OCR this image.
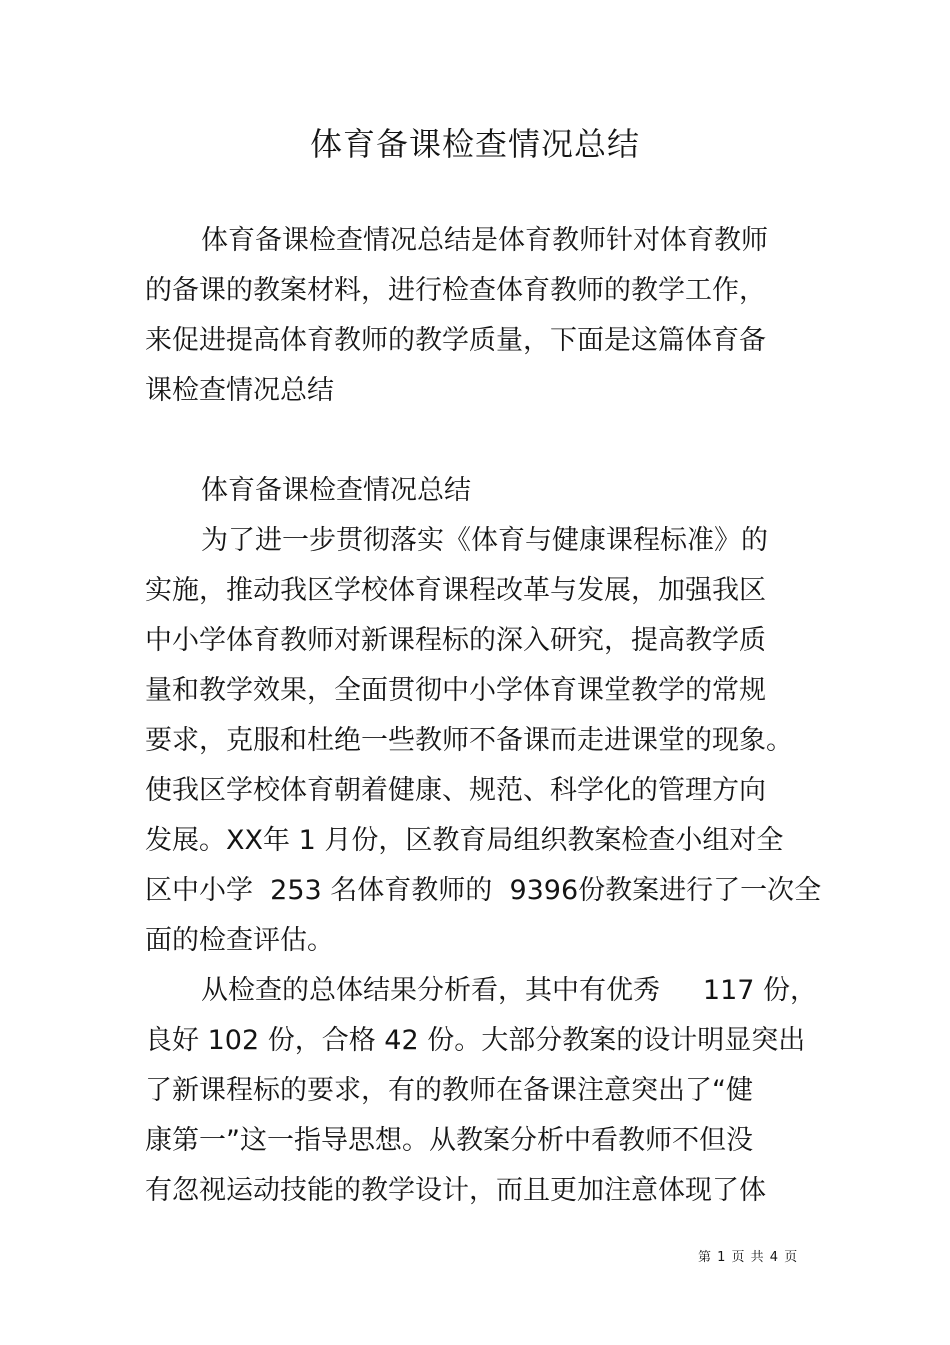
体育备课检查情况总结

体育备课检查情况总结是体育教师针对体育教师

的备课的教案材料，进行检查体育教师的教学工作，

来促进提高体育教师的教学质量，下面是这篇体育备

课检查情况总结

体育备课检查情况总结

为了进一步贯彻落实《体育与健康课程标准》的

实施，推动我区学校体育课程改革与发展，加强我区

中小学体育教师对新课程标的深入研究，提高教学质

量和教学效果，全面贯彻中小学体育课堂教学的常规

要求，克服和杜绝一些教师不备课而走进课堂的现象。

使我区学校体育朝着健康、规范、科学化的管理方向

发展。XX年 1 月份，区教育局组织教案检查小组对全

区中小学  253 名体育教师的  9396份教案进行了一次全

面的检查评估。

从检查的总体结果分析看，其中有优秀     117 份，

良好 102 份，合格 42 份。大部分教案的设计明显突出

了新课程标的要求，有的教师在备课注意突出了“健

康第一”这一指导思想。从教案分析中看教师不但没

有忽视运动技能的教学设计，而且更加注意体现了体

第 1 页 共 4 页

────────────────────

§ **WHAT IS REQUIRED**
Reproduce every line exactly and omit all pictures.

§ **TASK SOLUTION**
OCR this image.
体育备课检查情况总结

体育备课检查情况总结是体育教师针对体育教师

的备课的教案材料，进行检查体育教师的教学工作，

来促进提高体育教师的教学质量，下面是这篇体育备

课检查情况总结

体育备课检查情况总结

为了进一步贯彻落实《体育与健康课程标准》的

实施，推动我区学校体育课程改革与发展，加强我区

中小学体育教师对新课程标的深入研究，提高教学质

量和教学效果，全面贯彻中小学体育课堂教学的常规

要求，克服和杜绝一些教师不备课而走进课堂的现象。

使我区学校体育朝着健康、规范、科学化的管理方向

发展。XX年 1 月份，区教育局组织教案检查小组对全

区中小学  253 名体育教师的  9396份教案进行了一次全

面的检查评估。

从检查的总体结果分析看，其中有优秀     117 份，

良好 102 份，合格 42 份。大部分教案的设计明显突出

了新课程标的要求，有的教师在备课注意突出了“健

康第一”这一指导思想。从教案分析中看教师不但没

有忽视运动技能的教学设计，而且更加注意体现了体

第 1 页 共 4 页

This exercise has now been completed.